-- Data for the task start --
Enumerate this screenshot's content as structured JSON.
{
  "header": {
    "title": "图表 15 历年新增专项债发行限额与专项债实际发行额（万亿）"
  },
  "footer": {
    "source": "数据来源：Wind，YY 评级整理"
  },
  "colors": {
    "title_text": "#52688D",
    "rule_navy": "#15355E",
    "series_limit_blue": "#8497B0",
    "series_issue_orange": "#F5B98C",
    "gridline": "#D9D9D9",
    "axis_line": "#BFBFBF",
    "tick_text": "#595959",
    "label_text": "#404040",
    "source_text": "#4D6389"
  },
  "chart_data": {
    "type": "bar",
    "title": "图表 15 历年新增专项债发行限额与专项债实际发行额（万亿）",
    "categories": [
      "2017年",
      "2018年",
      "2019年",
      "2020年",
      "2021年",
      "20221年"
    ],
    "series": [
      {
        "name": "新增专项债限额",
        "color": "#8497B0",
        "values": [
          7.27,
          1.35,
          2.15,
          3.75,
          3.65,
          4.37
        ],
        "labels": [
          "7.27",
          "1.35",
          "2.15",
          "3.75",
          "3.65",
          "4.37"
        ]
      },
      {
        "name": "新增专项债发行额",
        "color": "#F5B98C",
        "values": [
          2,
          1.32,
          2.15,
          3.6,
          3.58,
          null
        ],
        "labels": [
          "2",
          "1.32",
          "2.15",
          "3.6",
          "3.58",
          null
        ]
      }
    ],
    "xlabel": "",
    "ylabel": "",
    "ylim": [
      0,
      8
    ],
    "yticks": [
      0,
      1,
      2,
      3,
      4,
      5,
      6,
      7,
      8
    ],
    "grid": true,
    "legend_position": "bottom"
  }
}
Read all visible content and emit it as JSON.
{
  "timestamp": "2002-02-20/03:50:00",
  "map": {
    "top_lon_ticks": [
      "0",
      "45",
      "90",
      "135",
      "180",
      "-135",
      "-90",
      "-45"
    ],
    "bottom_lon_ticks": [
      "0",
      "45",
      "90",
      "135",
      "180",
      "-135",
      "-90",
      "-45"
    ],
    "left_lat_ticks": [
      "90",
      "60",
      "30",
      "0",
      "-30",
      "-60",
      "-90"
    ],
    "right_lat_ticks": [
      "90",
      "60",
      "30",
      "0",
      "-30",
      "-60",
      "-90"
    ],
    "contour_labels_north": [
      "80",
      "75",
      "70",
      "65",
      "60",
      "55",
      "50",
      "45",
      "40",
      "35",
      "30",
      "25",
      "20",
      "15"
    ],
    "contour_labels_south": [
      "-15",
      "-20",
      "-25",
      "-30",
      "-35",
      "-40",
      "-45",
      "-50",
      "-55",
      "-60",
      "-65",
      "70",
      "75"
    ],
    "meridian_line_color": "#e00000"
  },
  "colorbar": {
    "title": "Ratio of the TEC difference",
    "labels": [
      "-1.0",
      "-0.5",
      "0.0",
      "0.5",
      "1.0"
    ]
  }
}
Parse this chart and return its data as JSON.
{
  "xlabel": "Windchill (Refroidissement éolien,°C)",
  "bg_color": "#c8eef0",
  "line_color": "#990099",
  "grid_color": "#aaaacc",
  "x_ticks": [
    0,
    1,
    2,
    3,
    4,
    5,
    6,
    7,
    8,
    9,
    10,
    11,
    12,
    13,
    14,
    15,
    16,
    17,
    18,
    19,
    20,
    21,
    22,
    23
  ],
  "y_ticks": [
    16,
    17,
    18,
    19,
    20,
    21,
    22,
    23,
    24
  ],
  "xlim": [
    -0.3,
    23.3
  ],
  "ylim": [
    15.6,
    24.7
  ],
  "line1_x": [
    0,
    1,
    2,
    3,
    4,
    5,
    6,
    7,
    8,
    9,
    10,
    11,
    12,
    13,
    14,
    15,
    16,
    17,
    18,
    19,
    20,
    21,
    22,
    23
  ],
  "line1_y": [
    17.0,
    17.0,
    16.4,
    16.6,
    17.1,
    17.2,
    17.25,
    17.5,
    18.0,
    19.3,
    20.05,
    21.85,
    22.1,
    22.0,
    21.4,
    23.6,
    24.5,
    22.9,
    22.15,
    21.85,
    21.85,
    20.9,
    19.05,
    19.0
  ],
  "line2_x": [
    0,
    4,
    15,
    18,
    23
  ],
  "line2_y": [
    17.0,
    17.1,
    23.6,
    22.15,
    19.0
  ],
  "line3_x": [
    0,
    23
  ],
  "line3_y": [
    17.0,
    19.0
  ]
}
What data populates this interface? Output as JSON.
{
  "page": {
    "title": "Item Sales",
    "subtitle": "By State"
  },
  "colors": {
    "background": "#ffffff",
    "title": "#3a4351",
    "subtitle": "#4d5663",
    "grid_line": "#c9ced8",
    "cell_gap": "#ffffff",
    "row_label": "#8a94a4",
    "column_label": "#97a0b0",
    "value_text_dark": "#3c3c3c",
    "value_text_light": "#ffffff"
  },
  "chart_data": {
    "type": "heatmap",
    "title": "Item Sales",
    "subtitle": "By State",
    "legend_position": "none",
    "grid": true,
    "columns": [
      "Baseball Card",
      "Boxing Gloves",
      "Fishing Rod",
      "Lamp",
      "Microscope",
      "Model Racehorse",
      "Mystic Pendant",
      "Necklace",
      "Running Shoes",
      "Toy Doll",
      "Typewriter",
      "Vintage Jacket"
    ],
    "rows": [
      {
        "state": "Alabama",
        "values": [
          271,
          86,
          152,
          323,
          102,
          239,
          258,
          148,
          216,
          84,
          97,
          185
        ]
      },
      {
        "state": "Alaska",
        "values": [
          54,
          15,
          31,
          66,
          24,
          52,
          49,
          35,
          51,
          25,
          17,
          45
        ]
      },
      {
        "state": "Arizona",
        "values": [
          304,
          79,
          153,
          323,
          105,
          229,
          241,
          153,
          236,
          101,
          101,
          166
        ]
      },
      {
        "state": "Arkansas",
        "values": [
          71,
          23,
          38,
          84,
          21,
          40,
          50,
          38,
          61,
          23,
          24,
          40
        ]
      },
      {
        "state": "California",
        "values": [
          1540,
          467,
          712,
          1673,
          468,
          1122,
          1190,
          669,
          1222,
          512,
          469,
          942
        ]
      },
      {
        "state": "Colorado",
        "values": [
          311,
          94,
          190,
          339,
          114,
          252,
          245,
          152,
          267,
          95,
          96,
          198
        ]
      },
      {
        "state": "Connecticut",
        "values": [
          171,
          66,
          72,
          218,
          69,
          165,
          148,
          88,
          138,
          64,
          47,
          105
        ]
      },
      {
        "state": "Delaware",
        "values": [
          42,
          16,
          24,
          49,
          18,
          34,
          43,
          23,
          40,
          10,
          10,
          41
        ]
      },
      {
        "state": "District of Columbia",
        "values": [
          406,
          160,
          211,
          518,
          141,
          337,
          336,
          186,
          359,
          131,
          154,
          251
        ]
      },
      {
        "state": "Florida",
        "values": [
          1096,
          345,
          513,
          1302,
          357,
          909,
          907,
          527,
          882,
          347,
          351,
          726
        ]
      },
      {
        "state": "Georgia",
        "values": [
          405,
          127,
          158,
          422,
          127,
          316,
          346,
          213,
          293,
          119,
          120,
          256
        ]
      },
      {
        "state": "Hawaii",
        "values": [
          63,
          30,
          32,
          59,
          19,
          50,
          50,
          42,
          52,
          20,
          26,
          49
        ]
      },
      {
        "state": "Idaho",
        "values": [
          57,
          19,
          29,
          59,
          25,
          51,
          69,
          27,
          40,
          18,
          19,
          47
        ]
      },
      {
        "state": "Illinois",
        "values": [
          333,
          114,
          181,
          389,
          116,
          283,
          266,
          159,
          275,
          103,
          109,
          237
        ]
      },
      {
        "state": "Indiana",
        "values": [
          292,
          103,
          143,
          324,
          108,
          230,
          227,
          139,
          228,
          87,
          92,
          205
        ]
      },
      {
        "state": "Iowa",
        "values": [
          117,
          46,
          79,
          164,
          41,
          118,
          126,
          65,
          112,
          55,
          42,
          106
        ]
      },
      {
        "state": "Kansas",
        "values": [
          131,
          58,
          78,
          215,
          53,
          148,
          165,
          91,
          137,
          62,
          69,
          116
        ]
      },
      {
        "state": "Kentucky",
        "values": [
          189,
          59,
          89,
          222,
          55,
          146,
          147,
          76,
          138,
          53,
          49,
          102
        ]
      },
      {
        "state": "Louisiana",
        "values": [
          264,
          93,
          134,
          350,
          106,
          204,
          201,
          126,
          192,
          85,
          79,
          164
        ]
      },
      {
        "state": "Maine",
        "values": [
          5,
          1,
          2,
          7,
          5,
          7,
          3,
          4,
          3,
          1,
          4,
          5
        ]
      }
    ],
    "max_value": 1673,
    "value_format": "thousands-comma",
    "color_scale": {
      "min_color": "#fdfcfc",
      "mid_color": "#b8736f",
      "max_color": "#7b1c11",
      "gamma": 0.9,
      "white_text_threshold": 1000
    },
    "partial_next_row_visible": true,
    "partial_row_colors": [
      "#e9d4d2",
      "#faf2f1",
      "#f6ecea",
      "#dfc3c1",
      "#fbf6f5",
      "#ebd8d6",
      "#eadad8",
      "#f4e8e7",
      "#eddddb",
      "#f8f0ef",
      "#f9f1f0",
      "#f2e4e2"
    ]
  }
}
-- Data for the task end --
▶ **Request**: Select the lines that carry the string "subtitle" and copy them.

▶ **Solution below**:
    "subtitle": "By State"
    "subtitle": "#4d5663",
    "subtitle": "By State",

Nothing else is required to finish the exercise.